Exercise brief. From the entries below, say how many lines carry the word "EFDP", and give nothing but the number.

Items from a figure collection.
━━━

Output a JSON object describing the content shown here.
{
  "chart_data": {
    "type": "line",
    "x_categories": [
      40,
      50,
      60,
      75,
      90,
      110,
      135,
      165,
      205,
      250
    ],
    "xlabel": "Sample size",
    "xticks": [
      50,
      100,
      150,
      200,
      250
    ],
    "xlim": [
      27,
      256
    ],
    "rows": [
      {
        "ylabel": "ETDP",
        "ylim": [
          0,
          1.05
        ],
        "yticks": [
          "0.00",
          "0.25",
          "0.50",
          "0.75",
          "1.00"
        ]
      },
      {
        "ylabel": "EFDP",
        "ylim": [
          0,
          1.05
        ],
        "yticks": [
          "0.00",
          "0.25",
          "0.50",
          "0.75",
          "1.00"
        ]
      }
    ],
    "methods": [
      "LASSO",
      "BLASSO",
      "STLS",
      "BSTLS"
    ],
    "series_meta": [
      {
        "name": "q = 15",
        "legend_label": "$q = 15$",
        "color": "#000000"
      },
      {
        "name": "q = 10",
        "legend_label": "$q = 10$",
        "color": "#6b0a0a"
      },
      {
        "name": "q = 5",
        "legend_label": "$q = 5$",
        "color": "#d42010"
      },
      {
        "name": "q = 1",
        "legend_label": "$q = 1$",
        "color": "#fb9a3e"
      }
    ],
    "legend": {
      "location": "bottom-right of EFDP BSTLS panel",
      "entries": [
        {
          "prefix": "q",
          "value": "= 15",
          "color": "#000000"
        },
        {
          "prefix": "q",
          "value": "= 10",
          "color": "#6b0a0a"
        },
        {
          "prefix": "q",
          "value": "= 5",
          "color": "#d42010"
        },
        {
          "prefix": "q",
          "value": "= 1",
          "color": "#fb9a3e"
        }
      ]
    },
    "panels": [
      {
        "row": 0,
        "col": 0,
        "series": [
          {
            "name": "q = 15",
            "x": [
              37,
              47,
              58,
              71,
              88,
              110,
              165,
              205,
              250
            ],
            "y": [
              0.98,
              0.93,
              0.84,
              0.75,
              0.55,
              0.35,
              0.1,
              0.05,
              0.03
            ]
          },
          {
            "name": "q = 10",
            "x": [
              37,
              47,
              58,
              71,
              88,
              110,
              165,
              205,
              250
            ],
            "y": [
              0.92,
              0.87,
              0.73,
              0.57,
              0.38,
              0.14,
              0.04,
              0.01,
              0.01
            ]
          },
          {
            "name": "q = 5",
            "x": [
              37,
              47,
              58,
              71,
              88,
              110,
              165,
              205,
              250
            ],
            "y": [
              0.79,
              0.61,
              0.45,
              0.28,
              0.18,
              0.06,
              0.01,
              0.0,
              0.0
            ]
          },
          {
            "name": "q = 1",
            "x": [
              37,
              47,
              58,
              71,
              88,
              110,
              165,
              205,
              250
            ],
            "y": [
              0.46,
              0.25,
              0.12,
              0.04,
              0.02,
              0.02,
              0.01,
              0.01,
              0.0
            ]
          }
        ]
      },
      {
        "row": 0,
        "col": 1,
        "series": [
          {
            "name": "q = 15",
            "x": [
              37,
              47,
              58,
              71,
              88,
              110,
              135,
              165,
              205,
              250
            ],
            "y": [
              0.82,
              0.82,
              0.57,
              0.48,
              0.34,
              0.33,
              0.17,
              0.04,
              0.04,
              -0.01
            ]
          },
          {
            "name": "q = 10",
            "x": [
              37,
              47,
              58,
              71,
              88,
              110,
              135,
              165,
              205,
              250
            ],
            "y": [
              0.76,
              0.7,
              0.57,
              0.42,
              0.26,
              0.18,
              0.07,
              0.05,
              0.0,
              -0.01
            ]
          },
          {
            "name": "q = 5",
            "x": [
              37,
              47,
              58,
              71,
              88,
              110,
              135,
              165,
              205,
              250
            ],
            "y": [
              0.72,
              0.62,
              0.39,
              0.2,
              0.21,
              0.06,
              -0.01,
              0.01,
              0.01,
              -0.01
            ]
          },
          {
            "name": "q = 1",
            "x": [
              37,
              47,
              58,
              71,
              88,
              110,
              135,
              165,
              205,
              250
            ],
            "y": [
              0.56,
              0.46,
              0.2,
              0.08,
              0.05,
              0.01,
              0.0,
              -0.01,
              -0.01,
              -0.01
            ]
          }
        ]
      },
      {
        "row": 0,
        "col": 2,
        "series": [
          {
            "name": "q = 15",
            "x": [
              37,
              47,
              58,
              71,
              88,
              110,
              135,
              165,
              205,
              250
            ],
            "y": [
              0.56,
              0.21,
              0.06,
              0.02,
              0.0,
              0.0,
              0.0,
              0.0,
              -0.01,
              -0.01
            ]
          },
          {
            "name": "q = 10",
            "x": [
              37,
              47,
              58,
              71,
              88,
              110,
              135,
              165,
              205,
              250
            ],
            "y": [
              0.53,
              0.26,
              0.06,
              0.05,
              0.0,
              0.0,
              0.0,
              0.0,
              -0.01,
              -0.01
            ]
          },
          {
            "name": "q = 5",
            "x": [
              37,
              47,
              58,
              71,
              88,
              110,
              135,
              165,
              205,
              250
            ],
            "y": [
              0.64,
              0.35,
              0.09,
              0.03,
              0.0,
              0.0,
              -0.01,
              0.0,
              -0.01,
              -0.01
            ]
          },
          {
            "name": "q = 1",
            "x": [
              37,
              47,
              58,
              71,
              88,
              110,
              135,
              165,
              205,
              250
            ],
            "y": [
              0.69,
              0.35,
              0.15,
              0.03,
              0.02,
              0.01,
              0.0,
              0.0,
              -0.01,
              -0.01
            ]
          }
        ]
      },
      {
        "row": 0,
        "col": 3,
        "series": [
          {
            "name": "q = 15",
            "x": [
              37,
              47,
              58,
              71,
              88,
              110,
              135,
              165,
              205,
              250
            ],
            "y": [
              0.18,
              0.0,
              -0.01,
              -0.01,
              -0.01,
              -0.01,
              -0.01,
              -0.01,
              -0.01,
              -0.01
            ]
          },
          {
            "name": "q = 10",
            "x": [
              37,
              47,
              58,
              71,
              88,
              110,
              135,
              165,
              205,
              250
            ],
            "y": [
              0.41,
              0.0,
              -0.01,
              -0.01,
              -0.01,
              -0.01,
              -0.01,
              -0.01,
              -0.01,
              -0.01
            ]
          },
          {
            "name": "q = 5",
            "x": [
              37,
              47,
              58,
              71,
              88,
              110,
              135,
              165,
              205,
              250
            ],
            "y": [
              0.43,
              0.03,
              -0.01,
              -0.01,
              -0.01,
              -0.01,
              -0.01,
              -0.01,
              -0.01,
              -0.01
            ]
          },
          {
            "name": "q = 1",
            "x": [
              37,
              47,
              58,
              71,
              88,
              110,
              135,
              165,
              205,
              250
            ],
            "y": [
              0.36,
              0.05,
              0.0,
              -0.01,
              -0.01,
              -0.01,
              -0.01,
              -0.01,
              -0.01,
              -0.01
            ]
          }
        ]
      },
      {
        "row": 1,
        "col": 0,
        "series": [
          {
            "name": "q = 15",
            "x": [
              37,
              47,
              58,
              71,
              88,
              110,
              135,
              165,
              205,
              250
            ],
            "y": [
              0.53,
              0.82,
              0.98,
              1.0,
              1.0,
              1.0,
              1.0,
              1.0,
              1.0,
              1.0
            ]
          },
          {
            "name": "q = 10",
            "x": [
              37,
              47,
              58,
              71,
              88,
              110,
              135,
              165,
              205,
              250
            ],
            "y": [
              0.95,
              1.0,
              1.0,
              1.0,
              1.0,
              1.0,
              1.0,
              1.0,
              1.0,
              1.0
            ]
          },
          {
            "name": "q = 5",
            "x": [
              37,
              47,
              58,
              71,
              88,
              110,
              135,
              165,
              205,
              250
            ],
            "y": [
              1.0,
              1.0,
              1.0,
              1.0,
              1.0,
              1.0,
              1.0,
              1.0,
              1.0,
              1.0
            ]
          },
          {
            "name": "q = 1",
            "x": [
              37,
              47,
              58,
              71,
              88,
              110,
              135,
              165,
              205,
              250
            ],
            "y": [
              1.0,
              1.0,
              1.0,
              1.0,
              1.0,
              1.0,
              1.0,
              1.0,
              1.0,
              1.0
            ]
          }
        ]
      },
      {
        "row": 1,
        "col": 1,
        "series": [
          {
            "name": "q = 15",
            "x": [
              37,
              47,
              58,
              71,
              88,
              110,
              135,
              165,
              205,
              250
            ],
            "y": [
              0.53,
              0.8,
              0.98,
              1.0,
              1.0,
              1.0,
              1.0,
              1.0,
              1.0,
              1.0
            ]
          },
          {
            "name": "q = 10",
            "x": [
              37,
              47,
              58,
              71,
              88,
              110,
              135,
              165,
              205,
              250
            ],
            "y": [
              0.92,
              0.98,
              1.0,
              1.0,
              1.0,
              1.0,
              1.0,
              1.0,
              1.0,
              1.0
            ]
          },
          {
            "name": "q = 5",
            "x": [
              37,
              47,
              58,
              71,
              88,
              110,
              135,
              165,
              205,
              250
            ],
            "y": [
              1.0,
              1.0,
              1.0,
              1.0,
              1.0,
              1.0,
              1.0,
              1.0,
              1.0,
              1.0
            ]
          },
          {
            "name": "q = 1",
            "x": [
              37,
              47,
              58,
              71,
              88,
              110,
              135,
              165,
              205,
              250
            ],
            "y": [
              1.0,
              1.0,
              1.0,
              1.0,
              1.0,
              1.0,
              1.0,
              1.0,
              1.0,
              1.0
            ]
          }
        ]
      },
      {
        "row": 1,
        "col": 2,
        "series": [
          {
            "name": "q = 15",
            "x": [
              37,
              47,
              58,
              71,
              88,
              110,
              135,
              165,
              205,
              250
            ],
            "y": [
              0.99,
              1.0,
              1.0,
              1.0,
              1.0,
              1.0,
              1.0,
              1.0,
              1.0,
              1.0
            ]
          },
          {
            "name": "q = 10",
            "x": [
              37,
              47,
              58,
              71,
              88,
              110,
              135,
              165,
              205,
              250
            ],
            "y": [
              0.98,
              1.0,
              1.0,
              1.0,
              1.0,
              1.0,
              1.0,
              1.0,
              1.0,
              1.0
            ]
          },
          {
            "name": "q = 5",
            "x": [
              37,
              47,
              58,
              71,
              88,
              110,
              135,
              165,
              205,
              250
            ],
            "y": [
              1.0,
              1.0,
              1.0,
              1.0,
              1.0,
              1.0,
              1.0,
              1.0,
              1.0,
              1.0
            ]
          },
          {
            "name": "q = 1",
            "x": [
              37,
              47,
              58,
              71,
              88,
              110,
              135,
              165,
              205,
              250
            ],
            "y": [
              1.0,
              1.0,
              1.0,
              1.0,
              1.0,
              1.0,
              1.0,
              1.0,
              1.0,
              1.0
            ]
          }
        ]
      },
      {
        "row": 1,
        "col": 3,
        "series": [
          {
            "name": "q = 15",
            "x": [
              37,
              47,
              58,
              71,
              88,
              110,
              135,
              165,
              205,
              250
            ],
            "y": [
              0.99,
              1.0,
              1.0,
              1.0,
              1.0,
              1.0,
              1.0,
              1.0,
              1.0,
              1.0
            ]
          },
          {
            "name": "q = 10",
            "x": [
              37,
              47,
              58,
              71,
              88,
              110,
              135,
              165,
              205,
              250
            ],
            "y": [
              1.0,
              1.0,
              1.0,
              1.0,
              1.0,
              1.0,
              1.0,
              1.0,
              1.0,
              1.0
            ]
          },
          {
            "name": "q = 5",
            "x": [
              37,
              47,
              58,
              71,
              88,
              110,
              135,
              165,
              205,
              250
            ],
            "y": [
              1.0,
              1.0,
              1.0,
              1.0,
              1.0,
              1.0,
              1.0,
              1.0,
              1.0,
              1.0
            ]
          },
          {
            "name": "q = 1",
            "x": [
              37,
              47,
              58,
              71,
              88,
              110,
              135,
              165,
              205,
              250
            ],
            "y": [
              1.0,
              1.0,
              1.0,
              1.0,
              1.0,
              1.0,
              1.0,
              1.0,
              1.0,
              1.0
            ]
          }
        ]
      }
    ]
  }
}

━━━

Problem solution. 2